● **Problem description**:
In your copy, repeat the records exactly and leave out the pictures.

————————

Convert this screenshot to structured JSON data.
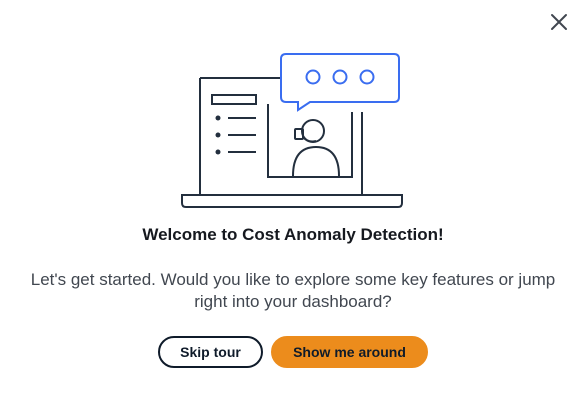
{
  "modal": {
    "close_icon": "close-icon",
    "illustration_icon": "support-agent-laptop-illustration",
    "title": "Welcome to Cost Anomaly Detection!",
    "body": "Let's get started. Would you like to explore some key features or jump right into your dashboard?",
    "buttons": {
      "skip_label": "Skip tour",
      "show_label": "Show me around"
    }
  },
  "colors": {
    "text": "#16191f",
    "body_text": "#414750",
    "primary_button": "#ec8c1c",
    "secondary_border": "#0f1b2a",
    "illustration_stroke": "#232f3e",
    "speech_bubble": "#3a6df0"
  }
}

————————

● **Result**:
Convert this screenshot to structured JSON data.
{
  "modal": {
    "close_icon": "close-icon",
    "illustration_icon": "support-agent-laptop-illustration",
    "title": "Welcome to Cost Anomaly Detection!",
    "body": "Let's get started. Would you like to explore some key features or jump right into your dashboard?",
    "buttons": {
      "skip_label": "Skip tour",
      "show_label": "Show me around"
    }
  },
  "colors": {
    "text": "#16191f",
    "body_text": "#414750",
    "primary_button": "#ec8c1c",
    "secondary_border": "#0f1b2a",
    "illustration_stroke": "#232f3e",
    "speech_bubble": "#3a6df0"
  }
}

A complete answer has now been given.